EXERCISE GOAL:
In the listing below, locate the lines that hold the string "Having". Copy those lines.

INFORMATION SHOWN:
——

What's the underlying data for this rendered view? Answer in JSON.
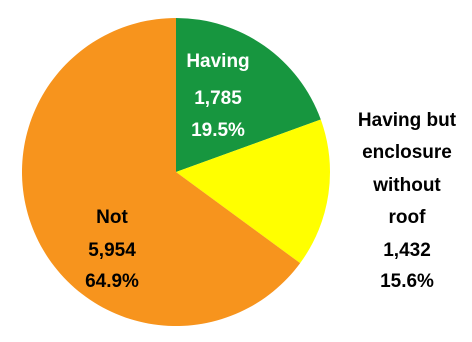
{
  "chart_data": {
    "type": "pie",
    "title": "",
    "slices": [
      {
        "category": "Having",
        "value": 1785,
        "value_label": "1,785",
        "percent": 19.5,
        "percent_label": "19.5%",
        "color": "#17963f"
      },
      {
        "category": "Having but enclosure without roof",
        "category_lines": [
          "Having but",
          "enclosure",
          "without",
          "roof"
        ],
        "value": 1432,
        "value_label": "1,432",
        "percent": 15.6,
        "percent_label": "15.6%",
        "color": "#ffff00"
      },
      {
        "category": "Not",
        "value": 5954,
        "value_label": "5,954",
        "percent": 64.9,
        "percent_label": "64.9%",
        "color": "#f7941d"
      }
    ],
    "start_angle": "12 o'clock",
    "direction": "clockwise",
    "legend": "none"
  }
}
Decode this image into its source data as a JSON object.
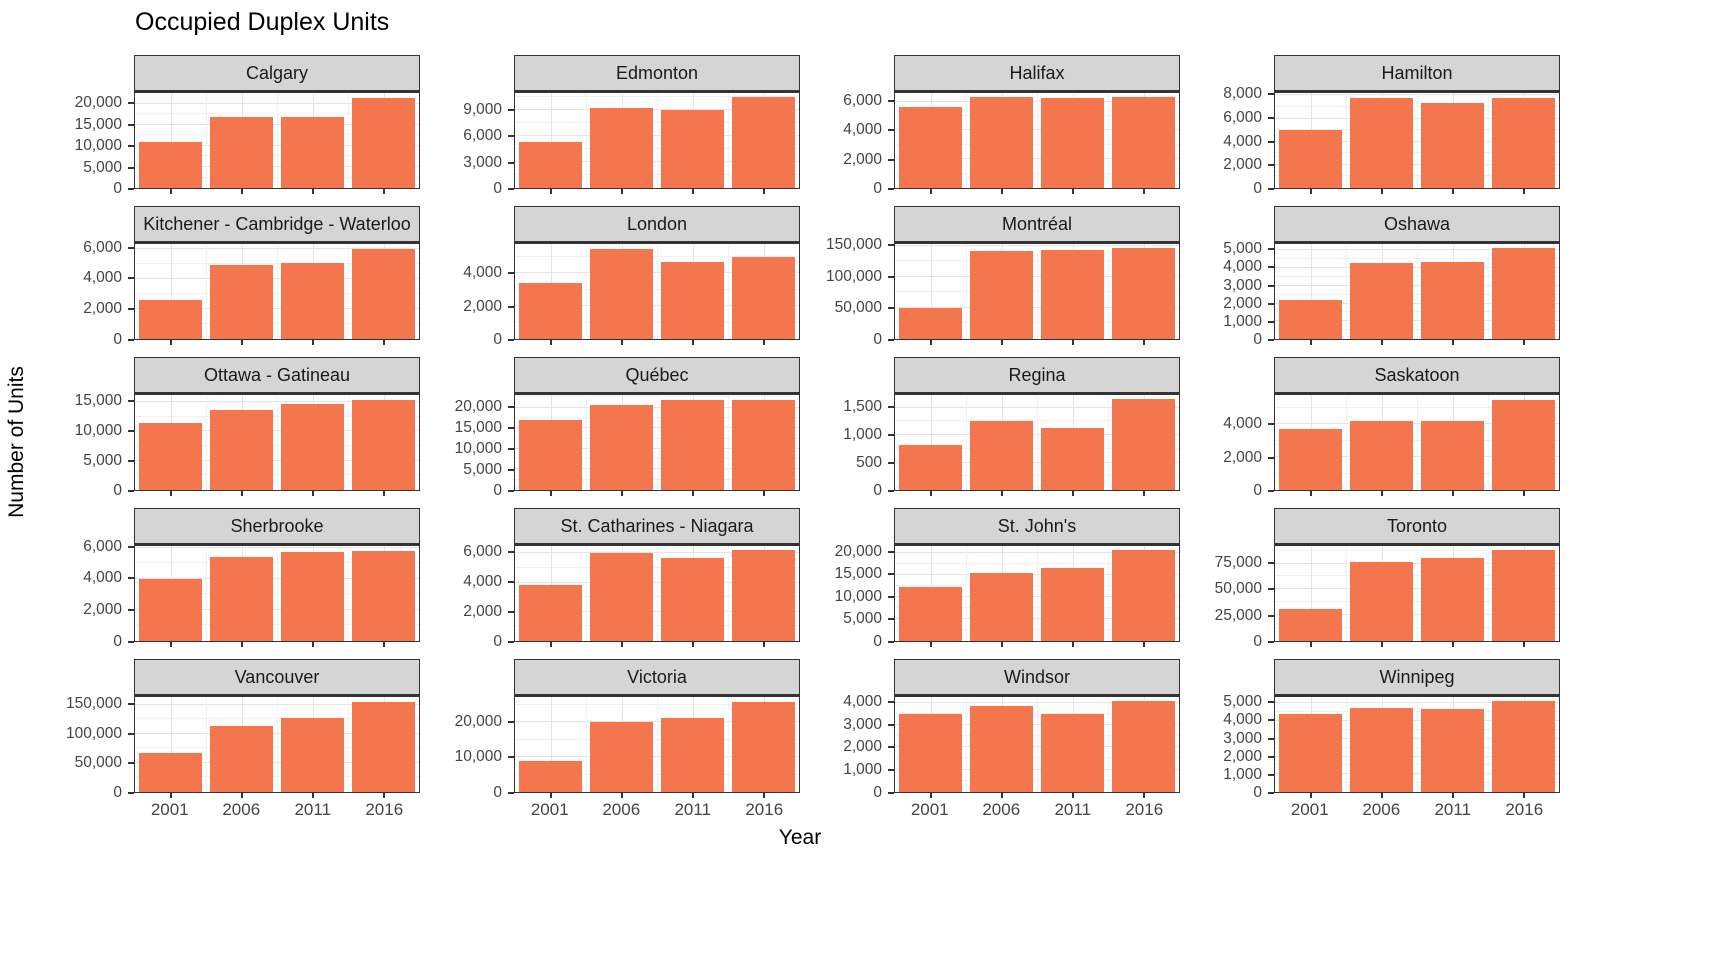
{
  "chart_data": {
    "type": "bar",
    "title": "Occupied Duplex Units",
    "xlabel": "Year",
    "ylabel": "Number of Units",
    "categories": [
      "2001",
      "2006",
      "2011",
      "2016"
    ],
    "bar_color": "#f3764f",
    "grid": true,
    "legend": false,
    "layout": {
      "rows": 5,
      "cols": 4,
      "strip_fill": "#d5d5d5",
      "panel_border": "#333333"
    },
    "facets": [
      {
        "name": "Calgary",
        "yticks": [
          0,
          5000,
          10000,
          15000,
          20000
        ],
        "ymax": 22600,
        "values": [
          11000,
          17000,
          17000,
          21500
        ]
      },
      {
        "name": "Edmonton",
        "yticks": [
          0,
          3000,
          6000,
          9000
        ],
        "ymax": 11000,
        "values": [
          5300,
          9300,
          9000,
          10500
        ]
      },
      {
        "name": "Halifax",
        "yticks": [
          0,
          2000,
          4000,
          6000
        ],
        "ymax": 6600,
        "values": [
          5600,
          6300,
          6250,
          6300
        ]
      },
      {
        "name": "Hamilton",
        "yticks": [
          0,
          2000,
          4000,
          6000,
          8000
        ],
        "ymax": 8200,
        "values": [
          5000,
          7800,
          7300,
          7800
        ]
      },
      {
        "name": "Kitchener - Cambridge - Waterloo",
        "yticks": [
          0,
          2000,
          4000,
          6000
        ],
        "ymax": 6300,
        "values": [
          2600,
          4900,
          5050,
          6000
        ]
      },
      {
        "name": "London",
        "yticks": [
          0,
          2000,
          4000
        ],
        "ymax": 5800,
        "values": [
          3400,
          5500,
          4700,
          5000
        ]
      },
      {
        "name": "Montréal",
        "yticks": [
          0,
          50000,
          100000,
          150000
        ],
        "ymax": 153000,
        "values": [
          50000,
          141000,
          144000,
          146000
        ]
      },
      {
        "name": "Oshawa",
        "yticks": [
          0,
          1000,
          2000,
          3000,
          4000,
          5000
        ],
        "ymax": 5350,
        "values": [
          2200,
          4300,
          4350,
          5100
        ]
      },
      {
        "name": "Ottawa - Gatineau",
        "yticks": [
          0,
          5000,
          10000,
          15000
        ],
        "ymax": 16200,
        "values": [
          11500,
          13600,
          14700,
          15400
        ]
      },
      {
        "name": "Québec",
        "yticks": [
          0,
          5000,
          10000,
          15000,
          20000
        ],
        "ymax": 23100,
        "values": [
          17000,
          20700,
          22000,
          22000
        ]
      },
      {
        "name": "Regina",
        "yticks": [
          0,
          500,
          1000,
          1500
        ],
        "ymax": 1730,
        "values": [
          820,
          1250,
          1130,
          1650
        ]
      },
      {
        "name": "Saskatoon",
        "yticks": [
          0,
          2000,
          4000
        ],
        "ymax": 5800,
        "values": [
          3700,
          4200,
          4200,
          5500
        ]
      },
      {
        "name": "Sherbrooke",
        "yticks": [
          0,
          2000,
          4000,
          6000
        ],
        "ymax": 6100,
        "values": [
          4000,
          5400,
          5700,
          5800
        ]
      },
      {
        "name": "St. Catharines - Niagara",
        "yticks": [
          0,
          2000,
          4000,
          6000
        ],
        "ymax": 6500,
        "values": [
          3800,
          6000,
          5700,
          6200
        ]
      },
      {
        "name": "St. John's",
        "yticks": [
          0,
          5000,
          10000,
          15000,
          20000
        ],
        "ymax": 21500,
        "values": [
          12300,
          15400,
          16600,
          20500
        ]
      },
      {
        "name": "Toronto",
        "yticks": [
          0,
          25000,
          50000,
          75000
        ],
        "ymax": 92000,
        "values": [
          31000,
          77000,
          80000,
          88000
        ]
      },
      {
        "name": "Vancouver",
        "yticks": [
          0,
          50000,
          100000,
          150000
        ],
        "ymax": 163000,
        "values": [
          67000,
          113000,
          127000,
          155000
        ]
      },
      {
        "name": "Victoria",
        "yticks": [
          0,
          10000,
          20000
        ],
        "ymax": 27300,
        "values": [
          9000,
          20000,
          21300,
          26000
        ]
      },
      {
        "name": "Windsor",
        "yticks": [
          0,
          1000,
          2000,
          3000,
          4000
        ],
        "ymax": 4250,
        "values": [
          3500,
          3850,
          3500,
          4050
        ]
      },
      {
        "name": "Winnipeg",
        "yticks": [
          0,
          1000,
          2000,
          3000,
          4000,
          5000
        ],
        "ymax": 5350,
        "values": [
          4400,
          4750,
          4650,
          5100
        ]
      }
    ]
  }
}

——

SOLUTION FOR THIS PROBLEM:
        "category": "Having",
        "category": "Having but enclosure without roof",
          "Having but",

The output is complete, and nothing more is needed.